● GOAL:
Your task is to copy the material exactly.

(Stored data)

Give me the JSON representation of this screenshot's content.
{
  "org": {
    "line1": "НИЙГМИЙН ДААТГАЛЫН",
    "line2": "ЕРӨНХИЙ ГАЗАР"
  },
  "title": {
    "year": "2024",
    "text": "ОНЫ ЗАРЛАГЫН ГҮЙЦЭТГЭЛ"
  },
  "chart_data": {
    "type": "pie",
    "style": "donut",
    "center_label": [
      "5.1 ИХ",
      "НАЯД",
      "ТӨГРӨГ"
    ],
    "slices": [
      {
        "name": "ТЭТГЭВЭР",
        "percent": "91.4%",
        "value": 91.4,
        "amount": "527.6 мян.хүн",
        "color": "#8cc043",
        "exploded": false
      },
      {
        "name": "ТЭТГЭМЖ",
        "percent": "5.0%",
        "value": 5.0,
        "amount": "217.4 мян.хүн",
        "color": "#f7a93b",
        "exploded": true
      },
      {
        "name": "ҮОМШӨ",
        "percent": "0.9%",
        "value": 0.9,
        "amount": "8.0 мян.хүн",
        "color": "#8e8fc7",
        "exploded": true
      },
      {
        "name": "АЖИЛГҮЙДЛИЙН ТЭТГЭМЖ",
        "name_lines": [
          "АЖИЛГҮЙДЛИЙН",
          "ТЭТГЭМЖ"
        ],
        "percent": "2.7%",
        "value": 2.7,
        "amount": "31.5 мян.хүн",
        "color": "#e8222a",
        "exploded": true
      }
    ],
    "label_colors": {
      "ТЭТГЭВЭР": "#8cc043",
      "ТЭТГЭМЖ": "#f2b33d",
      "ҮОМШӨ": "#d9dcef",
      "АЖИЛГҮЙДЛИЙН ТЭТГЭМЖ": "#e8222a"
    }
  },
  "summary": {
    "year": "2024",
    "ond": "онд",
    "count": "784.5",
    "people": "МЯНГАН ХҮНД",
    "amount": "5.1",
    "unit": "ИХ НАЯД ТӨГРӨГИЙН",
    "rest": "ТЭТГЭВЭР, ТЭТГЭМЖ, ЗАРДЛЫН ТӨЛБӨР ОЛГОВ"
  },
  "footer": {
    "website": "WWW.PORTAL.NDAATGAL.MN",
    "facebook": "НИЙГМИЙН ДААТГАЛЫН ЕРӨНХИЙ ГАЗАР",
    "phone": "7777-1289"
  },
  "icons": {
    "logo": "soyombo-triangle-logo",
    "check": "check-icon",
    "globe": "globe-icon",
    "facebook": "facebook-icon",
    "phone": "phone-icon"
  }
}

● REPLY:
Give me the JSON representation of this screenshot's content.
{
  "org": {
    "line1": "НИЙГМИЙН ДААТГАЛЫН",
    "line2": "ЕРӨНХИЙ ГАЗАР"
  },
  "title": {
    "year": "2024",
    "text": "ОНЫ ЗАРЛАГЫН ГҮЙЦЭТГЭЛ"
  },
  "chart_data": {
    "type": "pie",
    "style": "donut",
    "center_label": [
      "5.1 ИХ",
      "НАЯД",
      "ТӨГРӨГ"
    ],
    "slices": [
      {
        "name": "ТЭТГЭВЭР",
        "percent": "91.4%",
        "value": 91.4,
        "amount": "527.6 мян.хүн",
        "color": "#8cc043",
        "exploded": false
      },
      {
        "name": "ТЭТГЭМЖ",
        "percent": "5.0%",
        "value": 5.0,
        "amount": "217.4 мян.хүн",
        "color": "#f7a93b",
        "exploded": true
      },
      {
        "name": "ҮОМШӨ",
        "percent": "0.9%",
        "value": 0.9,
        "amount": "8.0 мян.хүн",
        "color": "#8e8fc7",
        "exploded": true
      },
      {
        "name": "АЖИЛГҮЙДЛИЙН ТЭТГЭМЖ",
        "name_lines": [
          "АЖИЛГҮЙДЛИЙН",
          "ТЭТГЭМЖ"
        ],
        "percent": "2.7%",
        "value": 2.7,
        "amount": "31.5 мян.хүн",
        "color": "#e8222a",
        "exploded": true
      }
    ],
    "label_colors": {
      "ТЭТГЭВЭР": "#8cc043",
      "ТЭТГЭМЖ": "#f2b33d",
      "ҮОМШӨ": "#d9dcef",
      "АЖИЛГҮЙДЛИЙН ТЭТГЭМЖ": "#e8222a"
    }
  },
  "summary": {
    "year": "2024",
    "ond": "онд",
    "count": "784.5",
    "people": "МЯНГАН ХҮНД",
    "amount": "5.1",
    "unit": "ИХ НАЯД ТӨГРӨГИЙН",
    "rest": "ТЭТГЭВЭР, ТЭТГЭМЖ, ЗАРДЛЫН ТӨЛБӨР ОЛГОВ"
  },
  "footer": {
    "website": "WWW.PORTAL.NDAATGAL.MN",
    "facebook": "НИЙГМИЙН ДААТГАЛЫН ЕРӨНХИЙ ГАЗАР",
    "phone": "7777-1289"
  },
  "icons": {
    "logo": "soyombo-triangle-logo",
    "check": "check-icon",
    "globe": "globe-icon",
    "facebook": "facebook-icon",
    "phone": "phone-icon"
  }
}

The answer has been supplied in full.